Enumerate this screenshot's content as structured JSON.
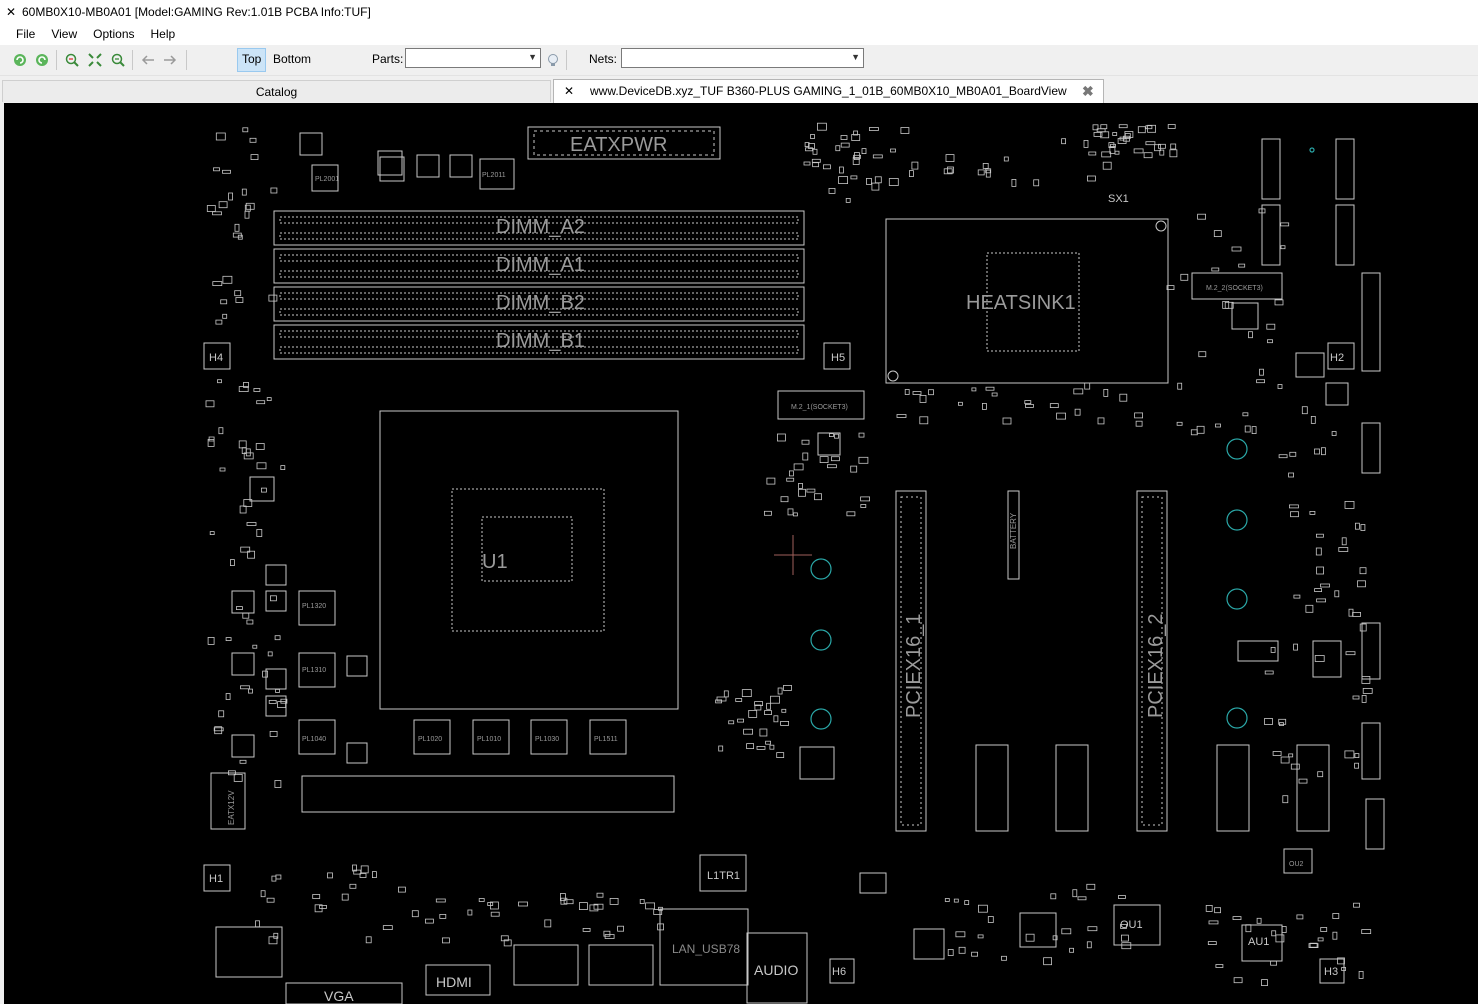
{
  "window": {
    "title": "60MB0X10-MB0A01 [Model:GAMING Rev:1.01B PCBA Info:TUF]"
  },
  "menu": [
    "File",
    "View",
    "Options",
    "Help"
  ],
  "toolbar": {
    "side_top": "Top",
    "side_bottom": "Bottom",
    "parts_label": "Parts:",
    "parts_value": "",
    "nets_label": "Nets:",
    "nets_value": ""
  },
  "tabs": {
    "catalog": "Catalog",
    "board": "www.DeviceDB.xyz_TUF B360-PLUS GAMING_1_01B_60MB0X10_MB0A01_BoardView"
  },
  "board": {
    "labels": {
      "eatxpwr": "EATXPWR",
      "dimm_a2": "DIMM_A2",
      "dimm_a1": "DIMM_A1",
      "dimm_b2": "DIMM_B2",
      "dimm_b1": "DIMM_B1",
      "heatsink": "HEATSINK1",
      "m2_1": "M.2_1(SOCKET3)",
      "m2_2": "M.2_2(SOCKET3)",
      "pciex16_1": "PCIEX16_1",
      "pciex16_2": "PCIEX16_2",
      "battery": "BATTERY",
      "hdmi": "HDMI",
      "vga": "VGA",
      "audio": "AUDIO",
      "lan_usb": "LAN_USB78",
      "l1tr1": "L1TR1",
      "ou1": "OU1",
      "au1": "AU1",
      "ou2": "OU2",
      "eatx12v": "EATX12V",
      "sx1": "SX1",
      "u1": "U1",
      "pl1320": "PL1320",
      "pl1310": "PL1310",
      "pl1040": "PL1040",
      "pl1020": "PL1020",
      "pl1010": "PL1010",
      "pl1030": "PL1030",
      "pl1511": "PL1511",
      "pl2011": "PL2011",
      "pl2001": "PL2001",
      "h1": "H1",
      "h2": "H2",
      "h3": "H3",
      "h4": "H4",
      "h5": "H5",
      "h6": "H6"
    }
  },
  "colors": {
    "trace": "#c8c8c8",
    "canvas_bg": "#000000",
    "mounting_hole": "#2aa7a7",
    "crosshair": "#a0615b"
  }
}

◆ ◆ ◆ ◆ ◆

Exclude the pictures and transcribe all of the entries exactly.

Enumerate this screenshot's content as structured JSON.
{
  "window": {
    "title": "60MB0X10-MB0A01 [Model:GAMING Rev:1.01B PCBA Info:TUF]"
  },
  "menu": [
    "File",
    "View",
    "Options",
    "Help"
  ],
  "toolbar": {
    "side_top": "Top",
    "side_bottom": "Bottom",
    "parts_label": "Parts:",
    "parts_value": "",
    "nets_label": "Nets:",
    "nets_value": ""
  },
  "tabs": {
    "catalog": "Catalog",
    "board": "www.DeviceDB.xyz_TUF B360-PLUS GAMING_1_01B_60MB0X10_MB0A01_BoardView"
  },
  "board": {
    "labels": {
      "eatxpwr": "EATXPWR",
      "dimm_a2": "DIMM_A2",
      "dimm_a1": "DIMM_A1",
      "dimm_b2": "DIMM_B2",
      "dimm_b1": "DIMM_B1",
      "heatsink": "HEATSINK1",
      "m2_1": "M.2_1(SOCKET3)",
      "m2_2": "M.2_2(SOCKET3)",
      "pciex16_1": "PCIEX16_1",
      "pciex16_2": "PCIEX16_2",
      "battery": "BATTERY",
      "hdmi": "HDMI",
      "vga": "VGA",
      "audio": "AUDIO",
      "lan_usb": "LAN_USB78",
      "l1tr1": "L1TR1",
      "ou1": "OU1",
      "au1": "AU1",
      "ou2": "OU2",
      "eatx12v": "EATX12V",
      "sx1": "SX1",
      "u1": "U1",
      "pl1320": "PL1320",
      "pl1310": "PL1310",
      "pl1040": "PL1040",
      "pl1020": "PL1020",
      "pl1010": "PL1010",
      "pl1030": "PL1030",
      "pl1511": "PL1511",
      "pl2011": "PL2011",
      "pl2001": "PL2001",
      "h1": "H1",
      "h2": "H2",
      "h3": "H3",
      "h4": "H4",
      "h5": "H5",
      "h6": "H6"
    }
  },
  "colors": {
    "trace": "#c8c8c8",
    "canvas_bg": "#000000",
    "mounting_hole": "#2aa7a7",
    "crosshair": "#a0615b"
  }
}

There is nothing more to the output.